(Stored data entries)
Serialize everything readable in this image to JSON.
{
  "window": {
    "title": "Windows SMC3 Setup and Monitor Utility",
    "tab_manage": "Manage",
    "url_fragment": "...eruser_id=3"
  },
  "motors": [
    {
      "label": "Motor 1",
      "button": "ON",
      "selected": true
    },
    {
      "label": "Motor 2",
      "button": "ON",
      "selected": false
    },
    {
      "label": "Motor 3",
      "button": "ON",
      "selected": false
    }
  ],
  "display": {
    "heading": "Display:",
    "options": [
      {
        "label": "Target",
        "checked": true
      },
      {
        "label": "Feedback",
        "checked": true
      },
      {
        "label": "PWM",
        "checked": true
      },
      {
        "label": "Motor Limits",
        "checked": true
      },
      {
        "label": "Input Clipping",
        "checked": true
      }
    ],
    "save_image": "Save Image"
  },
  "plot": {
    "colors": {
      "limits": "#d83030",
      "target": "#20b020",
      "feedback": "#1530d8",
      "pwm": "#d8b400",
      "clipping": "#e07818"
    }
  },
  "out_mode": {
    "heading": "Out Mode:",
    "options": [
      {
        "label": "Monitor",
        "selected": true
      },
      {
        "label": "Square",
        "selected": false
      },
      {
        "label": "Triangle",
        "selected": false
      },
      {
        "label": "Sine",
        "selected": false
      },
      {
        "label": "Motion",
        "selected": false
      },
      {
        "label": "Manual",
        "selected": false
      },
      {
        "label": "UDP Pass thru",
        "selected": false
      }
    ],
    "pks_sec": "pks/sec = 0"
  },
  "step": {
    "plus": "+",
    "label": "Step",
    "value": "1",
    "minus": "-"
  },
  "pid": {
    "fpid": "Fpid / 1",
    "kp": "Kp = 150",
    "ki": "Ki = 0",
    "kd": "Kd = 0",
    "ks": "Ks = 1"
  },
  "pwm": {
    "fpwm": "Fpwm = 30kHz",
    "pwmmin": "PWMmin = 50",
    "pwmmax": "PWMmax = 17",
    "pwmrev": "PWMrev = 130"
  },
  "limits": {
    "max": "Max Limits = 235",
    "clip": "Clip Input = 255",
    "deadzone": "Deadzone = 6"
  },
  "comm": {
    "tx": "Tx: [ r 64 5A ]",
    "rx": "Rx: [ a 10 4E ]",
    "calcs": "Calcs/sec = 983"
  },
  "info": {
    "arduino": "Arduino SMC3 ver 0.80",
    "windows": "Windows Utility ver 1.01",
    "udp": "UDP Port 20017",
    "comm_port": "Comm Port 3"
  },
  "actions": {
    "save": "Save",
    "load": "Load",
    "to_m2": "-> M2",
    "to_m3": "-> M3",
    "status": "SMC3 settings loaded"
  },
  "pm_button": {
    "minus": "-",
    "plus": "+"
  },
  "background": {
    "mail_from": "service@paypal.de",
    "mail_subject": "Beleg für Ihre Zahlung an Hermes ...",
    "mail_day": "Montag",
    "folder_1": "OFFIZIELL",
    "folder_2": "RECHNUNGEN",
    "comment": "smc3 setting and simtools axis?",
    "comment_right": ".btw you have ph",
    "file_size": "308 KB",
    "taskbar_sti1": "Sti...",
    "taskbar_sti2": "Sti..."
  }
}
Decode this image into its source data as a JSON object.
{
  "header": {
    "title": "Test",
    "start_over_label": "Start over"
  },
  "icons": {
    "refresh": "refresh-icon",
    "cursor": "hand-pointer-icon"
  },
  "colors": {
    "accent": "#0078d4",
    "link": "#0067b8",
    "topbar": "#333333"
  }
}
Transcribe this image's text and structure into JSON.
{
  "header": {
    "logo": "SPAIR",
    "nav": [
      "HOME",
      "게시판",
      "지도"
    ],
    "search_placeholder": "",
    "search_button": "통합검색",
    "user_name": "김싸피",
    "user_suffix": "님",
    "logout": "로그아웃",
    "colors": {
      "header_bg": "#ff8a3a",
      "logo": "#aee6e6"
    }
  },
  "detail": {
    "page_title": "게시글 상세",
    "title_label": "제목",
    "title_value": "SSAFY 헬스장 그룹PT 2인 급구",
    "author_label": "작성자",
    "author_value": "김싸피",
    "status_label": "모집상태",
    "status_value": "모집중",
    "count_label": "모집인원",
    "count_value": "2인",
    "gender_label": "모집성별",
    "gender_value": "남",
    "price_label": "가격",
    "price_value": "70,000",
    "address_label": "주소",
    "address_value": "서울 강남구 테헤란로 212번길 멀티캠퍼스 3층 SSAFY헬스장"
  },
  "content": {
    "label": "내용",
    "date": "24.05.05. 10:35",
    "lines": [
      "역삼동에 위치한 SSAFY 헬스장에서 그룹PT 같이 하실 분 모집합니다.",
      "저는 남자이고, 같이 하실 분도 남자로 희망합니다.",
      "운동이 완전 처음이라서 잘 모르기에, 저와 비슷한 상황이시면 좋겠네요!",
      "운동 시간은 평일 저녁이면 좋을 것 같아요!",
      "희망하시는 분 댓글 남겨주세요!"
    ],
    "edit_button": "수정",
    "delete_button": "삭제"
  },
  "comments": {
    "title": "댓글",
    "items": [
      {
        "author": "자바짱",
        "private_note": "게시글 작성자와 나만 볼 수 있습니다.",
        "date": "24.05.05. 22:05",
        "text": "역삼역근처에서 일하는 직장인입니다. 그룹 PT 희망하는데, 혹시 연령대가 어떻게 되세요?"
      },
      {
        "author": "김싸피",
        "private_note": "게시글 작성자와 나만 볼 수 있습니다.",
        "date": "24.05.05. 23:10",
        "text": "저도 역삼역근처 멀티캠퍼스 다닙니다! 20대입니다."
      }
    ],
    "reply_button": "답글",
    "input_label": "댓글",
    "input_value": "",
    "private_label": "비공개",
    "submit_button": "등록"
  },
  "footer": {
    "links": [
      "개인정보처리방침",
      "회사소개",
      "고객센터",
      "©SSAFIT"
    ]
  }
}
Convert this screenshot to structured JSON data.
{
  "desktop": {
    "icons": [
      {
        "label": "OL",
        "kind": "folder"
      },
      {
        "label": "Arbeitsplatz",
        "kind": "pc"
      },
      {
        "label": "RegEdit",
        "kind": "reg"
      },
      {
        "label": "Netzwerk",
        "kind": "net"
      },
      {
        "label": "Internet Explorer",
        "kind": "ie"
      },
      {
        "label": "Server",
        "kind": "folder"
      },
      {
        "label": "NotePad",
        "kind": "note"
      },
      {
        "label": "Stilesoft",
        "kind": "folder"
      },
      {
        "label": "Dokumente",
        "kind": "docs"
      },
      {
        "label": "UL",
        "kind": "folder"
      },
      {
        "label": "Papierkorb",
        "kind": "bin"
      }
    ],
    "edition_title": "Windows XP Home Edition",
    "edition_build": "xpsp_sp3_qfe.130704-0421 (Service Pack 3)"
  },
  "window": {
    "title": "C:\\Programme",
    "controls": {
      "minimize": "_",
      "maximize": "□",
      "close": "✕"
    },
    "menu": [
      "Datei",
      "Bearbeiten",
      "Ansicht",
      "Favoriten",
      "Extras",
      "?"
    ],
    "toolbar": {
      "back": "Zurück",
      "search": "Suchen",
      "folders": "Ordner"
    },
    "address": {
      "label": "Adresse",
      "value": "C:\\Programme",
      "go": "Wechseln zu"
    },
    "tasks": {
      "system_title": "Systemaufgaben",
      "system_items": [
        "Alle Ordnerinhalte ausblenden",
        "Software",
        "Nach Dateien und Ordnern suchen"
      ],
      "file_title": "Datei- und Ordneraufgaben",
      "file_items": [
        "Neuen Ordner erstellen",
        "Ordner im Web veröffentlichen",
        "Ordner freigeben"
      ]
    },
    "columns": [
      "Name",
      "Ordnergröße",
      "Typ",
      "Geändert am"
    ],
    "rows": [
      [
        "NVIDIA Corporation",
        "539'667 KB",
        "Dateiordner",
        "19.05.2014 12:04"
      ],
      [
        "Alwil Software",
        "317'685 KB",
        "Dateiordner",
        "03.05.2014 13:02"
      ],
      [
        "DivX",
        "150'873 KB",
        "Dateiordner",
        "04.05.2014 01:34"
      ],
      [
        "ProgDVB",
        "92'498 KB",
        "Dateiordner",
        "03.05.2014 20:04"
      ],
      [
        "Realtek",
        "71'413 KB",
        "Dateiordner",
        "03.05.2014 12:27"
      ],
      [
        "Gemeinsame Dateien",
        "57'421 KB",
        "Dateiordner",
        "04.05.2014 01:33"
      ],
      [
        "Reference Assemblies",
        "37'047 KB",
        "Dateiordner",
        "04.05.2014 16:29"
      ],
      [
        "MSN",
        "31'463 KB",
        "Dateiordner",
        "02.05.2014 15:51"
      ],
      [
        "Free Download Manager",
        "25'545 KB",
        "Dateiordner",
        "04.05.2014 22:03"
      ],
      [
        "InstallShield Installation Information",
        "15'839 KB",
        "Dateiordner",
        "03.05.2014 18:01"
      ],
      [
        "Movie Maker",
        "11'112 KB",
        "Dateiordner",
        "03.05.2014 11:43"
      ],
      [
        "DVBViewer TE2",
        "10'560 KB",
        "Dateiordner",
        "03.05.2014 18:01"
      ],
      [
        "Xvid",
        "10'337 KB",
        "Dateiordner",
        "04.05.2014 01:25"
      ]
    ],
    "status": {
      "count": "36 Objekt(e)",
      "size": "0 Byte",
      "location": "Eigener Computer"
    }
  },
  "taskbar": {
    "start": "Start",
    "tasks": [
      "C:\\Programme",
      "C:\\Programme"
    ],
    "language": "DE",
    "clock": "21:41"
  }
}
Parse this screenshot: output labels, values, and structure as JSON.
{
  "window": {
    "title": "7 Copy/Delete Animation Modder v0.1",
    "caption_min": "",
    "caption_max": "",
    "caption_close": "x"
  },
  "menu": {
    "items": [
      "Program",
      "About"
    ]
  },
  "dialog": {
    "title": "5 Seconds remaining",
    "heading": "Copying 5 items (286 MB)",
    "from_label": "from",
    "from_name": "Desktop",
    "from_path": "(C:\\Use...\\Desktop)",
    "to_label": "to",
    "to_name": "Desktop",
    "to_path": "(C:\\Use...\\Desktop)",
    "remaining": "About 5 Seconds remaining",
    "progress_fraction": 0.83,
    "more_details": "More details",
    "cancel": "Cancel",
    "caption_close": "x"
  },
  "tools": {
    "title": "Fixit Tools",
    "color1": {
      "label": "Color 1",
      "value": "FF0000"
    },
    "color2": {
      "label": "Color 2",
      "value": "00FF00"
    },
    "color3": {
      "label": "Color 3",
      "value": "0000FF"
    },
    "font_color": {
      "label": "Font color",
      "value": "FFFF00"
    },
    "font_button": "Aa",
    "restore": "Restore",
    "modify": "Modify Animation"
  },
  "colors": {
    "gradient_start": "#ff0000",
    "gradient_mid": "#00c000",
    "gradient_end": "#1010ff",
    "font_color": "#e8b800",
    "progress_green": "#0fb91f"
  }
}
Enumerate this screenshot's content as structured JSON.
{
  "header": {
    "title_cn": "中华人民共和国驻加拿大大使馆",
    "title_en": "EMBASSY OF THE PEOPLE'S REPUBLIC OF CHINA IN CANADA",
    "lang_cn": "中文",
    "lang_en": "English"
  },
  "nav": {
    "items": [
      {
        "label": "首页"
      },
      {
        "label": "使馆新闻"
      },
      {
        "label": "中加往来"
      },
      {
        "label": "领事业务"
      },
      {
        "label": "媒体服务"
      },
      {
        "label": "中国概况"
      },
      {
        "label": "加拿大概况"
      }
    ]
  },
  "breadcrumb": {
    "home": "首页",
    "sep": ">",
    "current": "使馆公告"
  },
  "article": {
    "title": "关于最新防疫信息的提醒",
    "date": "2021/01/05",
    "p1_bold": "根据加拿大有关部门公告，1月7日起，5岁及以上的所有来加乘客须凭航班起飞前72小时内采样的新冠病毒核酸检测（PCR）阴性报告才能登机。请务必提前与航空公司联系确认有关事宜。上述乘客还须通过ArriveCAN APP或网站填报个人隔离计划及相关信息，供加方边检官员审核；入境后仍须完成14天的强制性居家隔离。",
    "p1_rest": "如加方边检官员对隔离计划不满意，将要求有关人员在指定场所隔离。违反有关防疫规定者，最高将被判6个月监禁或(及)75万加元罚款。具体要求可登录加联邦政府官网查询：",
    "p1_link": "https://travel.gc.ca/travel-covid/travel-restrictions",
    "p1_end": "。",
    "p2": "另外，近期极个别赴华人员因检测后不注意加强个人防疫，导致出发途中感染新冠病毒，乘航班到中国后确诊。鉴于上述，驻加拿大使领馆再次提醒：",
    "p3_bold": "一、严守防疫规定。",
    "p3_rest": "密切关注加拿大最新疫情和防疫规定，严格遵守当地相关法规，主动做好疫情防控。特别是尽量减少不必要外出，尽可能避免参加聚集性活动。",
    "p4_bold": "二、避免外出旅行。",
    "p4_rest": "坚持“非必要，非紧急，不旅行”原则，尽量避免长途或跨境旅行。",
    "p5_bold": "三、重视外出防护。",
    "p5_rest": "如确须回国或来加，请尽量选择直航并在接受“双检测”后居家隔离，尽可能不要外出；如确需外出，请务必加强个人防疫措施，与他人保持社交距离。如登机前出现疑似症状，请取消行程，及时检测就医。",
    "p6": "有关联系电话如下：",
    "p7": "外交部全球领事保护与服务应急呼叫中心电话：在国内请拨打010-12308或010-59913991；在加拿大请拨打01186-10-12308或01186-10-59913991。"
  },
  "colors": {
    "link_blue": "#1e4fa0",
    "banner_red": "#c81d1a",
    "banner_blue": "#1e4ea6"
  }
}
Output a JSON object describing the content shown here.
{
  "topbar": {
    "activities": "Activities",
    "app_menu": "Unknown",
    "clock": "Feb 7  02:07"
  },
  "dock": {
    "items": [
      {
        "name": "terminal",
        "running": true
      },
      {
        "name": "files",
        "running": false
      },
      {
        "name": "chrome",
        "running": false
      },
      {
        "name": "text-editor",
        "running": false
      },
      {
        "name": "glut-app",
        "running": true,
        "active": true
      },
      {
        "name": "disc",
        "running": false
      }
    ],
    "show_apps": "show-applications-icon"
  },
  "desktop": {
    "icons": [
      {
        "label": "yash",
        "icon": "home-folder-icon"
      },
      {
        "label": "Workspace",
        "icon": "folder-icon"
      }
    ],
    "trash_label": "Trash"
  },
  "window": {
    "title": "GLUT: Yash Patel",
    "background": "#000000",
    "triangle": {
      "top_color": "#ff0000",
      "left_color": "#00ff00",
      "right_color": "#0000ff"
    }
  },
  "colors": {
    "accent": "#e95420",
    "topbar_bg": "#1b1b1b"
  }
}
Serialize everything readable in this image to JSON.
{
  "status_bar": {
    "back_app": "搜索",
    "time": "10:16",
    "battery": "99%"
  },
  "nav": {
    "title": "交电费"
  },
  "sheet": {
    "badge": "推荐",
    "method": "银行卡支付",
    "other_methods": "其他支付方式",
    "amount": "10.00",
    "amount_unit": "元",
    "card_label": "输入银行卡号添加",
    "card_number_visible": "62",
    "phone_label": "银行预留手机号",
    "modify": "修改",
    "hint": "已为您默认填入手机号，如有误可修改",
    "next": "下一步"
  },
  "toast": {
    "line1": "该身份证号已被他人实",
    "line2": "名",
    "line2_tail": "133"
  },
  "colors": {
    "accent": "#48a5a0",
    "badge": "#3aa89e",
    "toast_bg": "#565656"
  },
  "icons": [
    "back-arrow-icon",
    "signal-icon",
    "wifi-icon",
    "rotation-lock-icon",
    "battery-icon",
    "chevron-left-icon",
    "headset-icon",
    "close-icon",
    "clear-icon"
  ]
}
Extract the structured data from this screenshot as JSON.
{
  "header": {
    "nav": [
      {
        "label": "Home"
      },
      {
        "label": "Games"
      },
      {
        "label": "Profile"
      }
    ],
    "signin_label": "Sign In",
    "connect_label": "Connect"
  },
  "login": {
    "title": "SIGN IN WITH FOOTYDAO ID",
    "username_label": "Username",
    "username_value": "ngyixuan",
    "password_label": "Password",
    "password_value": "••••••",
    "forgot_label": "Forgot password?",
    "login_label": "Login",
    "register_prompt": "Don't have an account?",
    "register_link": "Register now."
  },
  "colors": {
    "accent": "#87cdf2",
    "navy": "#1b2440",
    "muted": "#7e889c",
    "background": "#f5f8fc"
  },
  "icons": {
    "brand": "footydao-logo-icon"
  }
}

**Problem to work on:** Copy out every line in the listing where the word "Dateien" appears.

**Solution:**
        "Nach Dateien und Ordnern suchen"
        "Gemeinsame Dateien",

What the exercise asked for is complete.